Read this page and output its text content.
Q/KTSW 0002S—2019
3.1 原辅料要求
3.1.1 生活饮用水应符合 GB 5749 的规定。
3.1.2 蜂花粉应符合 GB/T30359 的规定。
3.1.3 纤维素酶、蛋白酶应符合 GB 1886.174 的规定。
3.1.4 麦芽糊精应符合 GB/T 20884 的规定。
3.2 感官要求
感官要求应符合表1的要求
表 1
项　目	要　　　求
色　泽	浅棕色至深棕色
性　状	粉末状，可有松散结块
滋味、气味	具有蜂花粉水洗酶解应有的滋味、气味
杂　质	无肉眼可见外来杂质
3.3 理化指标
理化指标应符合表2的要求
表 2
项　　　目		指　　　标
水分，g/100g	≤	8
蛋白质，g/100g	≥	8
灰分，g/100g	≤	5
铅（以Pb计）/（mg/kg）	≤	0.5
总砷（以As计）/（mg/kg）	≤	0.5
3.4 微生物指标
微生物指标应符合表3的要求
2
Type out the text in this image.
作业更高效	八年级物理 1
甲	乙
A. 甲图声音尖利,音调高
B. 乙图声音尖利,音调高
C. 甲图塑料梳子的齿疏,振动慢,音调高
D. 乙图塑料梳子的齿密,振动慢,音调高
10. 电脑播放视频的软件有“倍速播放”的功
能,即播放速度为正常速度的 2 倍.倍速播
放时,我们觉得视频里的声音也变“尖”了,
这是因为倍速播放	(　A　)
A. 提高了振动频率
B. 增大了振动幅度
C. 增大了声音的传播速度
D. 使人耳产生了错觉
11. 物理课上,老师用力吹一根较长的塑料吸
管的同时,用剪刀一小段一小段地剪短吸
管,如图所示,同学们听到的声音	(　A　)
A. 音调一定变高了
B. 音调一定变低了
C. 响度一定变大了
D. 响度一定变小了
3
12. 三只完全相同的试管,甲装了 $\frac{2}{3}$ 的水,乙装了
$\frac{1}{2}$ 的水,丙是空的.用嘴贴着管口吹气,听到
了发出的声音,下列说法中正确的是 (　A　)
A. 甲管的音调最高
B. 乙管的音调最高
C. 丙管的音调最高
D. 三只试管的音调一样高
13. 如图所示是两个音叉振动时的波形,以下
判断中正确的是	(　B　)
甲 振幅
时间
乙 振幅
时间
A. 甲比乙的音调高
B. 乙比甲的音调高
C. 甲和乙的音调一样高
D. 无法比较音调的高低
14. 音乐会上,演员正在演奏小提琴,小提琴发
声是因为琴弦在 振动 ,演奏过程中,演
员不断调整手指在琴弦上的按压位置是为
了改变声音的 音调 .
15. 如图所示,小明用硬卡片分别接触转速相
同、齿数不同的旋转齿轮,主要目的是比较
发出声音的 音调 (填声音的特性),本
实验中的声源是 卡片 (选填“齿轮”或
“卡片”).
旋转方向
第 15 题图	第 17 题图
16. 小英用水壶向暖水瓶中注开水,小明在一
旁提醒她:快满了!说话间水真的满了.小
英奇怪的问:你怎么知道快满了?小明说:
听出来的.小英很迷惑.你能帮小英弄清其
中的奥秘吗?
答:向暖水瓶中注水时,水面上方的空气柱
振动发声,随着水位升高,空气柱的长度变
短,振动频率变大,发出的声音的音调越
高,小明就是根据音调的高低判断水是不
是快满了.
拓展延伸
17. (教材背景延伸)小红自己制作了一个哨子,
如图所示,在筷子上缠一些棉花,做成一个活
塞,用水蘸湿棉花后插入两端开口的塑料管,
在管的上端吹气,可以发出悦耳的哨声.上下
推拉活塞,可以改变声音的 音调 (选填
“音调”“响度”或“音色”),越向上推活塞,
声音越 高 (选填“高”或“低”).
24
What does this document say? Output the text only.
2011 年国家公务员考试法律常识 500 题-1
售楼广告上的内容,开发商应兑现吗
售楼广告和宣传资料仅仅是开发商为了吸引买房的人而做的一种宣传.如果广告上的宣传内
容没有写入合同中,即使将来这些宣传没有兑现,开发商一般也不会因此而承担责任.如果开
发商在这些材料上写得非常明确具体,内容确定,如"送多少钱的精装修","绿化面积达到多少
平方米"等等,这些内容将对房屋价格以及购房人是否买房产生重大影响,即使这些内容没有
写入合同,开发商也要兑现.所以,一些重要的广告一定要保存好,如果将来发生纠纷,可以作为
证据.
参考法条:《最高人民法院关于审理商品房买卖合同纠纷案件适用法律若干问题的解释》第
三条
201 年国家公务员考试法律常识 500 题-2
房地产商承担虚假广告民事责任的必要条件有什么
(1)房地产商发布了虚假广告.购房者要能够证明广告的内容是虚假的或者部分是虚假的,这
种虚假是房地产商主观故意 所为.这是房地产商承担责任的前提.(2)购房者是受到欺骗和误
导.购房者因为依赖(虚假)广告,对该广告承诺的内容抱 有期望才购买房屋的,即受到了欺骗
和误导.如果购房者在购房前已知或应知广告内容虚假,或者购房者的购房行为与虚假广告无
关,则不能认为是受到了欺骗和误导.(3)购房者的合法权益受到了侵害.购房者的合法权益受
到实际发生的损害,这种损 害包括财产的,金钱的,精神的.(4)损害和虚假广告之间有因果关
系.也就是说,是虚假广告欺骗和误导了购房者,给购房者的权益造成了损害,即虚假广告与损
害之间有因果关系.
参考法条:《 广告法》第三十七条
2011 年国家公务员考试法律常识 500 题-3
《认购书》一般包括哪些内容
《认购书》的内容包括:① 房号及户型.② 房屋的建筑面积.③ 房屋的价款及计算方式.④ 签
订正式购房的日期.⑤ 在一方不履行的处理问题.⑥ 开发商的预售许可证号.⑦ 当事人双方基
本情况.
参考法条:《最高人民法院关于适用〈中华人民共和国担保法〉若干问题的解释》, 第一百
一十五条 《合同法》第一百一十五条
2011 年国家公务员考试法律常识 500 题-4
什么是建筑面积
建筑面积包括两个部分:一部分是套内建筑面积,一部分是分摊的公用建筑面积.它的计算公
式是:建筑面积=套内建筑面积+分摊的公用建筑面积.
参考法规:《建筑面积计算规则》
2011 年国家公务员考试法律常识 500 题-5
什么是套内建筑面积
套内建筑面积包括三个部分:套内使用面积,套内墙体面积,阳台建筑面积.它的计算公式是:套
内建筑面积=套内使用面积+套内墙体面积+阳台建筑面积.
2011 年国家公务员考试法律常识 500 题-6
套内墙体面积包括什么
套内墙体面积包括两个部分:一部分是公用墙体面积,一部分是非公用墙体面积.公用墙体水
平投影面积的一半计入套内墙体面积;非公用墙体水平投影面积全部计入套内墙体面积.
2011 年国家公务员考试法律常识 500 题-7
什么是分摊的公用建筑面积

***

▸ **Task statement**
Retype the whole listing above exactly.

▸ **Solution for this exercise**
Read this page and output its text content.
Q/KTSW 0002S—2019
3.1 原辅料要求
3.1.1 生活饮用水应符合 GB 5749 的规定。
3.1.2 蜂花粉应符合 GB/T30359 的规定。
3.1.3 纤维素酶、蛋白酶应符合 GB 1886.174 的规定。
3.1.4 麦芽糊精应符合 GB/T 20884 的规定。
3.2 感官要求
感官要求应符合表1的要求
表 1
项　目	要　　　求
色　泽	浅棕色至深棕色
性　状	粉末状，可有松散结块
滋味、气味	具有蜂花粉水洗酶解应有的滋味、气味
杂　质	无肉眼可见外来杂质
3.3 理化指标
理化指标应符合表2的要求
表 2
项　　　目		指　　　标
水分，g/100g	≤	8
蛋白质，g/100g	≥	8
灰分，g/100g	≤	5
铅（以Pb计）/（mg/kg）	≤	0.5
总砷（以As计）/（mg/kg）	≤	0.5
3.4 微生物指标
微生物指标应符合表3的要求
2
Type out the text in this image.
作业更高效	八年级物理 1
甲	乙
A. 甲图声音尖利,音调高
B. 乙图声音尖利,音调高
C. 甲图塑料梳子的齿疏,振动慢,音调高
D. 乙图塑料梳子的齿密,振动慢,音调高
10. 电脑播放视频的软件有“倍速播放”的功
能,即播放速度为正常速度的 2 倍.倍速播
放时,我们觉得视频里的声音也变“尖”了,
这是因为倍速播放	(　A　)
A. 提高了振动频率
B. 增大了振动幅度
C. 增大了声音的传播速度
D. 使人耳产生了错觉
11. 物理课上,老师用力吹一根较长的塑料吸
管的同时,用剪刀一小段一小段地剪短吸
管,如图所示,同学们听到的声音	(　A　)
A. 音调一定变高了
B. 音调一定变低了
C. 响度一定变大了
D. 响度一定变小了
3
12. 三只完全相同的试管,甲装了 $\frac{2}{3}$ 的水,乙装了
$\frac{1}{2}$ 的水,丙是空的.用嘴贴着管口吹气,听到
了发出的声音,下列说法中正确的是 (　A　)
A. 甲管的音调最高
B. 乙管的音调最高
C. 丙管的音调最高
D. 三只试管的音调一样高
13. 如图所示是两个音叉振动时的波形,以下
判断中正确的是	(　B　)
甲 振幅
时间
乙 振幅
时间
A. 甲比乙的音调高
B. 乙比甲的音调高
C. 甲和乙的音调一样高
D. 无法比较音调的高低
14. 音乐会上,演员正在演奏小提琴,小提琴发
声是因为琴弦在 振动 ,演奏过程中,演
员不断调整手指在琴弦上的按压位置是为
了改变声音的 音调 .
15. 如图所示,小明用硬卡片分别接触转速相
同、齿数不同的旋转齿轮,主要目的是比较
发出声音的 音调 (填声音的特性),本
实验中的声源是 卡片 (选填“齿轮”或
“卡片”).
旋转方向
第 15 题图	第 17 题图
16. 小英用水壶向暖水瓶中注开水,小明在一
旁提醒她:快满了!说话间水真的满了.小
英奇怪的问:你怎么知道快满了?小明说:
听出来的.小英很迷惑.你能帮小英弄清其
中的奥秘吗?
答:向暖水瓶中注水时,水面上方的空气柱
振动发声,随着水位升高,空气柱的长度变
短,振动频率变大,发出的声音的音调越
高,小明就是根据音调的高低判断水是不
是快满了.
拓展延伸
17. (教材背景延伸)小红自己制作了一个哨子,
如图所示,在筷子上缠一些棉花,做成一个活
塞,用水蘸湿棉花后插入两端开口的塑料管,
在管的上端吹气,可以发出悦耳的哨声.上下
推拉活塞,可以改变声音的 音调 (选填
“音调”“响度”或“音色”),越向上推活塞,
声音越 高 (选填“高”或“低”).
24
What does this document say? Output the text only.
2011 年国家公务员考试法律常识 500 题-1
售楼广告上的内容,开发商应兑现吗
售楼广告和宣传资料仅仅是开发商为了吸引买房的人而做的一种宣传.如果广告上的宣传内
容没有写入合同中,即使将来这些宣传没有兑现,开发商一般也不会因此而承担责任.如果开
发商在这些材料上写得非常明确具体,内容确定,如"送多少钱的精装修","绿化面积达到多少
平方米"等等,这些内容将对房屋价格以及购房人是否买房产生重大影响,即使这些内容没有
写入合同,开发商也要兑现.所以,一些重要的广告一定要保存好,如果将来发生纠纷,可以作为
证据.
参考法条:《最高人民法院关于审理商品房买卖合同纠纷案件适用法律若干问题的解释》第
三条
201 年国家公务员考试法律常识 500 题-2
房地产商承担虚假广告民事责任的必要条件有什么
(1)房地产商发布了虚假广告.购房者要能够证明广告的内容是虚假的或者部分是虚假的,这
种虚假是房地产商主观故意 所为.这是房地产商承担责任的前提.(2)购房者是受到欺骗和误
导.购房者因为依赖(虚假)广告,对该广告承诺的内容抱 有期望才购买房屋的,即受到了欺骗
和误导.如果购房者在购房前已知或应知广告内容虚假,或者购房者的购房行为与虚假广告无
关,则不能认为是受到了欺骗和误导.(3)购房者的合法权益受到了侵害.购房者的合法权益受
到实际发生的损害,这种损 害包括财产的,金钱的,精神的.(4)损害和虚假广告之间有因果关
系.也就是说,是虚假广告欺骗和误导了购房者,给购房者的权益造成了损害,即虚假广告与损
害之间有因果关系.
参考法条:《 广告法》第三十七条
2011 年国家公务员考试法律常识 500 题-3
《认购书》一般包括哪些内容
《认购书》的内容包括:① 房号及户型.② 房屋的建筑面积.③ 房屋的价款及计算方式.④ 签
订正式购房的日期.⑤ 在一方不履行的处理问题.⑥ 开发商的预售许可证号.⑦ 当事人双方基
本情况.
参考法条:《最高人民法院关于适用〈中华人民共和国担保法〉若干问题的解释》, 第一百
一十五条 《合同法》第一百一十五条
2011 年国家公务员考试法律常识 500 题-4
什么是建筑面积
建筑面积包括两个部分:一部分是套内建筑面积,一部分是分摊的公用建筑面积.它的计算公
式是:建筑面积=套内建筑面积+分摊的公用建筑面积.
参考法规:《建筑面积计算规则》
2011 年国家公务员考试法律常识 500 题-5
什么是套内建筑面积
套内建筑面积包括三个部分:套内使用面积,套内墙体面积,阳台建筑面积.它的计算公式是:套
内建筑面积=套内使用面积+套内墙体面积+阳台建筑面积.
2011 年国家公务员考试法律常识 500 题-6
套内墙体面积包括什么
套内墙体面积包括两个部分:一部分是公用墙体面积,一部分是非公用墙体面积.公用墙体水
平投影面积的一半计入套内墙体面积;非公用墙体水平投影面积全部计入套内墙体面积.
2011 年国家公务员考试法律常识 500 题-7
什么是分摊的公用建筑面积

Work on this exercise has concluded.